• [Your instructions]:
Filter the listing below down to the lines that contain the string "Briefly". Case counts.

[Begin Exercise material]

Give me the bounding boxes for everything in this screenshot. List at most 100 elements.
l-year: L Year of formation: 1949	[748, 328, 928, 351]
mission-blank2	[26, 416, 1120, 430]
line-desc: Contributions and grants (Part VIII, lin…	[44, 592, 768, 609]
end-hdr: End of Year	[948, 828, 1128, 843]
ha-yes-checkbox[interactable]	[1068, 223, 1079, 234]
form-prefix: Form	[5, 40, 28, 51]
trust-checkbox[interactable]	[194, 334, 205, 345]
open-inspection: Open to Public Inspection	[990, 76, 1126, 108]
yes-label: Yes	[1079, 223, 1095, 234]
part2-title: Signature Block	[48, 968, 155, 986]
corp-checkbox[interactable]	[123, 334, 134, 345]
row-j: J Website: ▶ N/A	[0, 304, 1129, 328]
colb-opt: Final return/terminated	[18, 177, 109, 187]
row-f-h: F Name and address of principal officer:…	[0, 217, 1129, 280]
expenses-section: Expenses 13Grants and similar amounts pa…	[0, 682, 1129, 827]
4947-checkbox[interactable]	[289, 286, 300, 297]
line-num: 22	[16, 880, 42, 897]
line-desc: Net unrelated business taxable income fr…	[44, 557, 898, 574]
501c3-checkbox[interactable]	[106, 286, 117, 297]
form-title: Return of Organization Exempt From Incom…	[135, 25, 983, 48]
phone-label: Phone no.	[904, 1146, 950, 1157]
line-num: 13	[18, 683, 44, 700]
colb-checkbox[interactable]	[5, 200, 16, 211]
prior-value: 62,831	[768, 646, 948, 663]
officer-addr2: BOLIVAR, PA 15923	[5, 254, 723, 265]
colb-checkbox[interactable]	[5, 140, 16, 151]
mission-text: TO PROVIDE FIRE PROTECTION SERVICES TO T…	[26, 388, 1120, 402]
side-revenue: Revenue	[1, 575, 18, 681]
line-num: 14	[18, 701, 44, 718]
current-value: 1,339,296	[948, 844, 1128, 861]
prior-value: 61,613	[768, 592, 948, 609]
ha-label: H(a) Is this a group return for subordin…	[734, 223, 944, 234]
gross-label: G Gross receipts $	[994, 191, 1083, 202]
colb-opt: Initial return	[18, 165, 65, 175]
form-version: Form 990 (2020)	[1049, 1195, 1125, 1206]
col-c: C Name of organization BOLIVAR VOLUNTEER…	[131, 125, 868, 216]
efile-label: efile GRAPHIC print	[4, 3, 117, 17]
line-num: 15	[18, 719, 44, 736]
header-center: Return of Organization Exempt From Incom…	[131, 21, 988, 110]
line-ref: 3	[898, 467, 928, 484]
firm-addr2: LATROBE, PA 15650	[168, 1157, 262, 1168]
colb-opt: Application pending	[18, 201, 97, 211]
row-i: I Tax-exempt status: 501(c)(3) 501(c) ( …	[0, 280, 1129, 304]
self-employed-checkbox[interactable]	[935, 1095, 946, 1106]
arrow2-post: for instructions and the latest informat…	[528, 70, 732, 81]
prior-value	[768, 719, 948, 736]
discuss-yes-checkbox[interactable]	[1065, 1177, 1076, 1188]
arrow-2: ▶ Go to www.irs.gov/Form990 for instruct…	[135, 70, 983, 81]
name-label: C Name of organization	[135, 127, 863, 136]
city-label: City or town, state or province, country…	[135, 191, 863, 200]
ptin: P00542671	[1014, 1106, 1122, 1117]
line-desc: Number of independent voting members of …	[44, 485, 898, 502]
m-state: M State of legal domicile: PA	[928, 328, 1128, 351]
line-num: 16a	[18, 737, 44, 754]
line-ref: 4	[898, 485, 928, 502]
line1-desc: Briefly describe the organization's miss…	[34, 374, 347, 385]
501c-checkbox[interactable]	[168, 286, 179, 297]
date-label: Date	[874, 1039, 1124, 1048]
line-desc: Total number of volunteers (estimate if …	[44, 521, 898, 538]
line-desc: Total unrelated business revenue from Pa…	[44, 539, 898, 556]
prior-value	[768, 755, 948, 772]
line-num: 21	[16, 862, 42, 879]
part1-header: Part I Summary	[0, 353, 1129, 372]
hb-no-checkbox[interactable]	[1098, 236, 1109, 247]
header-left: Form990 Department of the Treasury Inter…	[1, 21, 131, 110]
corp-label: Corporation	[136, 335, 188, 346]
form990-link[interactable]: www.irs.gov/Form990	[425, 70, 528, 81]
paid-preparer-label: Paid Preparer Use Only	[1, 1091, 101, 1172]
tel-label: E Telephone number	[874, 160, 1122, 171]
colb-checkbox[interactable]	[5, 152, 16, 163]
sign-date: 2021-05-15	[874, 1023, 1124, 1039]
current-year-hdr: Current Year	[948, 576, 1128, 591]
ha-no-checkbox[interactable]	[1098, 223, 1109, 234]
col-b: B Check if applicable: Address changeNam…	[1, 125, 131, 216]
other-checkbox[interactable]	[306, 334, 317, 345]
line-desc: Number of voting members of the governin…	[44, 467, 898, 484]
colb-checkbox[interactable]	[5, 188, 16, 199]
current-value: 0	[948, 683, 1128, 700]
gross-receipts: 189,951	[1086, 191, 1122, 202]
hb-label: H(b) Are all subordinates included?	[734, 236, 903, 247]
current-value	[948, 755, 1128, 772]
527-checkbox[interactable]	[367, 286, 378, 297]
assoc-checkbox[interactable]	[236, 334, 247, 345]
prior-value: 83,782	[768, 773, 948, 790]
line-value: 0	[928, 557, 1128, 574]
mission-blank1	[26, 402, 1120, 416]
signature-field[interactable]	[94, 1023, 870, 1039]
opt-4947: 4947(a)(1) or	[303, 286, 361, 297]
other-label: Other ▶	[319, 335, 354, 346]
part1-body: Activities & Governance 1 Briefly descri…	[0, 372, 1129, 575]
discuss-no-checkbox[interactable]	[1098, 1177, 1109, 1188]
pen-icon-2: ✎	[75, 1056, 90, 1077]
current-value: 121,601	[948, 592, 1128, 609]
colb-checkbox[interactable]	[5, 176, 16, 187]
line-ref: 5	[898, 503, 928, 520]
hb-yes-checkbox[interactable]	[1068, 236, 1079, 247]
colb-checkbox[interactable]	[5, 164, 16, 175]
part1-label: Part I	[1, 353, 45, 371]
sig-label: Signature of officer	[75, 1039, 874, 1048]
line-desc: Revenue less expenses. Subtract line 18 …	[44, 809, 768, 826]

[End Exercise material]

• [Result of the task]:
line1-desc: Briefly describe the organization's miss…	[34, 374, 347, 385]
part1-body: Activities & Governance 1 Briefly descri…	[0, 372, 1129, 575]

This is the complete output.